----- Record excerpts -----
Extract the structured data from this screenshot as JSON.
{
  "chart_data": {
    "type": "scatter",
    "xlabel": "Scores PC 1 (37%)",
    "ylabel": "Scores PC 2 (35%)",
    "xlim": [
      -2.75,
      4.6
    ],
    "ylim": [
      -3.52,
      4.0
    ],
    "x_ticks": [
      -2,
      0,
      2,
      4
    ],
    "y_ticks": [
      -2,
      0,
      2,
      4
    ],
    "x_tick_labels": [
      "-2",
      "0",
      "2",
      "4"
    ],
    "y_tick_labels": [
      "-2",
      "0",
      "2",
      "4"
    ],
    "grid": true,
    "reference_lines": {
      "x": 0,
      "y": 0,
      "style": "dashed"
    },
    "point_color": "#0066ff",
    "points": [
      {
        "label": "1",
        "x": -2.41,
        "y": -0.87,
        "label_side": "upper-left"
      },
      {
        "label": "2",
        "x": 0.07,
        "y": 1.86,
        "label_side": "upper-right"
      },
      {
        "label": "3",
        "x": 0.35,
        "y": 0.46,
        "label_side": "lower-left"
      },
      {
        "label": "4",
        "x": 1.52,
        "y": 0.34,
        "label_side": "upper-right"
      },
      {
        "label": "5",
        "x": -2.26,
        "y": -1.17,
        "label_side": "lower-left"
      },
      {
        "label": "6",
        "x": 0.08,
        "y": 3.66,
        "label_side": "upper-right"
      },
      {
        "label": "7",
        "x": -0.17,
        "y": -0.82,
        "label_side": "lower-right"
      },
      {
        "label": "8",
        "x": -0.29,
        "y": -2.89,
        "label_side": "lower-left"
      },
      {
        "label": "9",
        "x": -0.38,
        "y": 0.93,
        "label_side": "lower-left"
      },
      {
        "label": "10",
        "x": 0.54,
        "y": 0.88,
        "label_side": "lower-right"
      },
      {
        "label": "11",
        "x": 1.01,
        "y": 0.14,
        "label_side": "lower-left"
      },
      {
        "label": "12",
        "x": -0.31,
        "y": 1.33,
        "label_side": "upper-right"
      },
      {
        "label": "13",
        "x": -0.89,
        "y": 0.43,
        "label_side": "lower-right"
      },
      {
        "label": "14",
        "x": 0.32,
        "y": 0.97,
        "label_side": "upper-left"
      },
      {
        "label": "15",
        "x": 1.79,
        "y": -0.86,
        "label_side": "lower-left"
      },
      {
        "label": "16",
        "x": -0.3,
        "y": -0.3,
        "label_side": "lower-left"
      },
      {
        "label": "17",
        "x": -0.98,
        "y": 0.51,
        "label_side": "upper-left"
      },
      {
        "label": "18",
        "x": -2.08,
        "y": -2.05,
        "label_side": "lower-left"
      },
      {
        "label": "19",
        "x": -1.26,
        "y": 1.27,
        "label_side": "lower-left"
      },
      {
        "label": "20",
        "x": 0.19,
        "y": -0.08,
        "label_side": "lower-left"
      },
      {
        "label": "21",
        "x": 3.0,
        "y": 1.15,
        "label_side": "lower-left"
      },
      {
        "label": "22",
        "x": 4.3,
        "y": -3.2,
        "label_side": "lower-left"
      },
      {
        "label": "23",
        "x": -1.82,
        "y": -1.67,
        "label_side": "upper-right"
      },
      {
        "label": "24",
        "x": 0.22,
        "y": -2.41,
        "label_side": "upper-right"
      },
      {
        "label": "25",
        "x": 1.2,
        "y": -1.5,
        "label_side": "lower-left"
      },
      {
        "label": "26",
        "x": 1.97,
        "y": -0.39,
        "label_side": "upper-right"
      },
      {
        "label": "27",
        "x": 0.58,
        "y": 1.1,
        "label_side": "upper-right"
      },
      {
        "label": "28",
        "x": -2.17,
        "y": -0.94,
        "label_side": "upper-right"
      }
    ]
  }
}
-----
**Requirement:**
All of the data must be returned exactly.

**Answer:**
Extract the structured data from this screenshot as JSON.
{
  "chart_data": {
    "type": "scatter",
    "xlabel": "Scores PC 1 (37%)",
    "ylabel": "Scores PC 2 (35%)",
    "xlim": [
      -2.75,
      4.6
    ],
    "ylim": [
      -3.52,
      4.0
    ],
    "x_ticks": [
      -2,
      0,
      2,
      4
    ],
    "y_ticks": [
      -2,
      0,
      2,
      4
    ],
    "x_tick_labels": [
      "-2",
      "0",
      "2",
      "4"
    ],
    "y_tick_labels": [
      "-2",
      "0",
      "2",
      "4"
    ],
    "grid": true,
    "reference_lines": {
      "x": 0,
      "y": 0,
      "style": "dashed"
    },
    "point_color": "#0066ff",
    "points": [
      {
        "label": "1",
        "x": -2.41,
        "y": -0.87,
        "label_side": "upper-left"
      },
      {
        "label": "2",
        "x": 0.07,
        "y": 1.86,
        "label_side": "upper-right"
      },
      {
        "label": "3",
        "x": 0.35,
        "y": 0.46,
        "label_side": "lower-left"
      },
      {
        "label": "4",
        "x": 1.52,
        "y": 0.34,
        "label_side": "upper-right"
      },
      {
        "label": "5",
        "x": -2.26,
        "y": -1.17,
        "label_side": "lower-left"
      },
      {
        "label": "6",
        "x": 0.08,
        "y": 3.66,
        "label_side": "upper-right"
      },
      {
        "label": "7",
        "x": -0.17,
        "y": -0.82,
        "label_side": "lower-right"
      },
      {
        "label": "8",
        "x": -0.29,
        "y": -2.89,
        "label_side": "lower-left"
      },
      {
        "label": "9",
        "x": -0.38,
        "y": 0.93,
        "label_side": "lower-left"
      },
      {
        "label": "10",
        "x": 0.54,
        "y": 0.88,
        "label_side": "lower-right"
      },
      {
        "label": "11",
        "x": 1.01,
        "y": 0.14,
        "label_side": "lower-left"
      },
      {
        "label": "12",
        "x": -0.31,
        "y": 1.33,
        "label_side": "upper-right"
      },
      {
        "label": "13",
        "x": -0.89,
        "y": 0.43,
        "label_side": "lower-right"
      },
      {
        "label": "14",
        "x": 0.32,
        "y": 0.97,
        "label_side": "upper-left"
      },
      {
        "label": "15",
        "x": 1.79,
        "y": -0.86,
        "label_side": "lower-left"
      },
      {
        "label": "16",
        "x": -0.3,
        "y": -0.3,
        "label_side": "lower-left"
      },
      {
        "label": "17",
        "x": -0.98,
        "y": 0.51,
        "label_side": "upper-left"
      },
      {
        "label": "18",
        "x": -2.08,
        "y": -2.05,
        "label_side": "lower-left"
      },
      {
        "label": "19",
        "x": -1.26,
        "y": 1.27,
        "label_side": "lower-left"
      },
      {
        "label": "20",
        "x": 0.19,
        "y": -0.08,
        "label_side": "lower-left"
      },
      {
        "label": "21",
        "x": 3.0,
        "y": 1.15,
        "label_side": "lower-left"
      },
      {
        "label": "22",
        "x": 4.3,
        "y": -3.2,
        "label_side": "lower-left"
      },
      {
        "label": "23",
        "x": -1.82,
        "y": -1.67,
        "label_side": "upper-right"
      },
      {
        "label": "24",
        "x": 0.22,
        "y": -2.41,
        "label_side": "upper-right"
      },
      {
        "label": "25",
        "x": 1.2,
        "y": -1.5,
        "label_side": "lower-left"
      },
      {
        "label": "26",
        "x": 1.97,
        "y": -0.39,
        "label_side": "upper-right"
      },
      {
        "label": "27",
        "x": 0.58,
        "y": 1.1,
        "label_side": "upper-right"
      },
      {
        "label": "28",
        "x": -2.17,
        "y": -0.94,
        "label_side": "upper-right"
      }
    ]
  }
}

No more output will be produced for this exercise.